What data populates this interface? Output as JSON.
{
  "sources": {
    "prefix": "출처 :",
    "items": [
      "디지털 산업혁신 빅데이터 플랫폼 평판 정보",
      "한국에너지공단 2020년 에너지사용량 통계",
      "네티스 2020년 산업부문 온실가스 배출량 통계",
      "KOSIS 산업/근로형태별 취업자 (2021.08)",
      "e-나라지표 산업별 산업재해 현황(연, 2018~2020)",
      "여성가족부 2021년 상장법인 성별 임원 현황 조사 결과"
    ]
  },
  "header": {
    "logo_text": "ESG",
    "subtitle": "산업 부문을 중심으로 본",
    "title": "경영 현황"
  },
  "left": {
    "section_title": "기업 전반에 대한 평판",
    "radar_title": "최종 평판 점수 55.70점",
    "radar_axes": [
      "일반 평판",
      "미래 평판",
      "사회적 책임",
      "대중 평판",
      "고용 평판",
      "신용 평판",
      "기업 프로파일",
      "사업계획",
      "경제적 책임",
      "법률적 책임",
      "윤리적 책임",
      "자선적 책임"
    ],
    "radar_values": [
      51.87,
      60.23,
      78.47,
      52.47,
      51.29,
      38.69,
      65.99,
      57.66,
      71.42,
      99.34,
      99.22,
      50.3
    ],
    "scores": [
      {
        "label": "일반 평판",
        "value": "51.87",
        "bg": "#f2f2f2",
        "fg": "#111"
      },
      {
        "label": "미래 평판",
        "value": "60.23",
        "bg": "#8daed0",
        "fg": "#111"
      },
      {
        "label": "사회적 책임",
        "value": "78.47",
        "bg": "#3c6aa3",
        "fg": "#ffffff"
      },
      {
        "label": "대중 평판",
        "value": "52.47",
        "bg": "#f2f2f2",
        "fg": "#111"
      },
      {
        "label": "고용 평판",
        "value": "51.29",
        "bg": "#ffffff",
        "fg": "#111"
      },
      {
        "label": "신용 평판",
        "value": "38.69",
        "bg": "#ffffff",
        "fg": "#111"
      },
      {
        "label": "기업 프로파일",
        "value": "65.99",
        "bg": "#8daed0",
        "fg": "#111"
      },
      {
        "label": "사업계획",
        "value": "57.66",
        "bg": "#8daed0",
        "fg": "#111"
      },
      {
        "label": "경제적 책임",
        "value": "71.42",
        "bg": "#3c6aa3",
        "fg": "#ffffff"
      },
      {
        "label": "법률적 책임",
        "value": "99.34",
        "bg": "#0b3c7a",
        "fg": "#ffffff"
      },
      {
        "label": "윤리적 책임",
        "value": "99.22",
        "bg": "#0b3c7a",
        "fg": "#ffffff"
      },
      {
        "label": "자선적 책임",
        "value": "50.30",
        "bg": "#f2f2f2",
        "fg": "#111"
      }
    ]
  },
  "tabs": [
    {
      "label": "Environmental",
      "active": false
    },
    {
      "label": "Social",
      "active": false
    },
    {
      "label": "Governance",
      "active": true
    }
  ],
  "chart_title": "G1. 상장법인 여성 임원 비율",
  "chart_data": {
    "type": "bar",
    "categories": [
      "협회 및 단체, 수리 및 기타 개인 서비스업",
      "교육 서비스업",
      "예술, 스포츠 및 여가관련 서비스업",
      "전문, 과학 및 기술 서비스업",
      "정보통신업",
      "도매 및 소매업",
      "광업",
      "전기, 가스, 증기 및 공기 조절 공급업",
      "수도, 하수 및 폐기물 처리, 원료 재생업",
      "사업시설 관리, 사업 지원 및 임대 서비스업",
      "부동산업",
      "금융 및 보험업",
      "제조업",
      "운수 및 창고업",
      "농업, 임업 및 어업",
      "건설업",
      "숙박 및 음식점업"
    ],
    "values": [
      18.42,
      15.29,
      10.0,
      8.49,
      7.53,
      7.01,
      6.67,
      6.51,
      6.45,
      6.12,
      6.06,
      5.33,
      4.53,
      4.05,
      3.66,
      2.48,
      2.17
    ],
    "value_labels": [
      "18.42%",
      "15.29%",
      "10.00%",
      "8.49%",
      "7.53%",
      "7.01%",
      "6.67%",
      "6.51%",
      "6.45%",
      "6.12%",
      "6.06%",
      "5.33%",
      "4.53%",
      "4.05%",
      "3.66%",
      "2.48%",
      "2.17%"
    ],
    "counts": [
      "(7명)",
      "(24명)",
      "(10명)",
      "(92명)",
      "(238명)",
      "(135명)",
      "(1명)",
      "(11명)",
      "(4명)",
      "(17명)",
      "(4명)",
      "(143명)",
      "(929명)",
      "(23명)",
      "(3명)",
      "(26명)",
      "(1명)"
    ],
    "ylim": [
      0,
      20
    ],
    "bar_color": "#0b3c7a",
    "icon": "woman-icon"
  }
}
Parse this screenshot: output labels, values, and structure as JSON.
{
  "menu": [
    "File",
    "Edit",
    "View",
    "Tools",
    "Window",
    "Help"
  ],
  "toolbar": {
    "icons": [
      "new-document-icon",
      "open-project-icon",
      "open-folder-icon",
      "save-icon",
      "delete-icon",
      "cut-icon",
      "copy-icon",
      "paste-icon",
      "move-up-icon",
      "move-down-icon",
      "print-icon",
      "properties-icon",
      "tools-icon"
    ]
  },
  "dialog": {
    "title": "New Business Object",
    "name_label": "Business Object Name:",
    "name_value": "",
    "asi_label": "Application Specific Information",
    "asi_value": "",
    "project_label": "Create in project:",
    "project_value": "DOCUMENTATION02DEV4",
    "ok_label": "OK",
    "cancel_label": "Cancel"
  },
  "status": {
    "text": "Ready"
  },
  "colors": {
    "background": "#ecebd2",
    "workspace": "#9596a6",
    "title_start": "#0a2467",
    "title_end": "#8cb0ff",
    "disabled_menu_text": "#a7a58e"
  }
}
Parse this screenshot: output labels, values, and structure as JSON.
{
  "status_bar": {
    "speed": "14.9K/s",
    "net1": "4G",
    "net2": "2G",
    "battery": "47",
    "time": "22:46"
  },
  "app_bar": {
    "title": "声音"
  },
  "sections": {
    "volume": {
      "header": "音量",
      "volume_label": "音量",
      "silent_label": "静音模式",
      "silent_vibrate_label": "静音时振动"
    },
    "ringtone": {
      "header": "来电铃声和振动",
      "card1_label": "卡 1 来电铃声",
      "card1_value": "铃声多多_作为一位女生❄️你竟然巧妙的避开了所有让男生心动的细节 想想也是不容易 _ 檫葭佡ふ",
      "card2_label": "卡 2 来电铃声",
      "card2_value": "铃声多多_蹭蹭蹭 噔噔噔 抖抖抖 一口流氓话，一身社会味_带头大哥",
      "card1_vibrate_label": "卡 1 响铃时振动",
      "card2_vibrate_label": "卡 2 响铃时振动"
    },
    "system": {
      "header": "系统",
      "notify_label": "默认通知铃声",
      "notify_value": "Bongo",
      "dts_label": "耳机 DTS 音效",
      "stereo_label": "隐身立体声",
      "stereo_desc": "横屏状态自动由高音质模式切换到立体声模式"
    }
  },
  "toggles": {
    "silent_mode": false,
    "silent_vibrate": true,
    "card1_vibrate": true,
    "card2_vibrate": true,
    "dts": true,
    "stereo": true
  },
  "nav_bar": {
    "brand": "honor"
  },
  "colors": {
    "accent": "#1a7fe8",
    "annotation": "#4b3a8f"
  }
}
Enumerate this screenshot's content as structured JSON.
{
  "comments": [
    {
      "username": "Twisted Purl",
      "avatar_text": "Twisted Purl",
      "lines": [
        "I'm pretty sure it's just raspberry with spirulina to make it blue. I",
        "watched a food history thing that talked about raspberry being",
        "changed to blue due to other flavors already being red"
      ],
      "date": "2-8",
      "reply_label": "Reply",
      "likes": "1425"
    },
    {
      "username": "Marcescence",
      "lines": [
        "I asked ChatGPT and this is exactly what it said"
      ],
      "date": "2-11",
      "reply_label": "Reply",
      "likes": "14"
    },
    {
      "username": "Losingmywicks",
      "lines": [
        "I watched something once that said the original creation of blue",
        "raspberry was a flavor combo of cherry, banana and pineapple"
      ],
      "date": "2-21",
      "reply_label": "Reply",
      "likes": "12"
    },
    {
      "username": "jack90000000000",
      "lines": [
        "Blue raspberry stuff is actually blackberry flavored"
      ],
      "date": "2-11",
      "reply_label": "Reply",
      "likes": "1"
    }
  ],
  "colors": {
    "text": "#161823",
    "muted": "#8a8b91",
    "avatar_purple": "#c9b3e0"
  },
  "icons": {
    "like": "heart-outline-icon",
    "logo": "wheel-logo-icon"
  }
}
_ _ _ _ _ _ _
• _EXERCISE DESCRIPTION_
Pick out each line containing "Twisted" and report it.

• _RESPONSE FOR THIS EXERCISE_
      "username": "Twisted Purl",
      "avatar_text": "Twisted Purl",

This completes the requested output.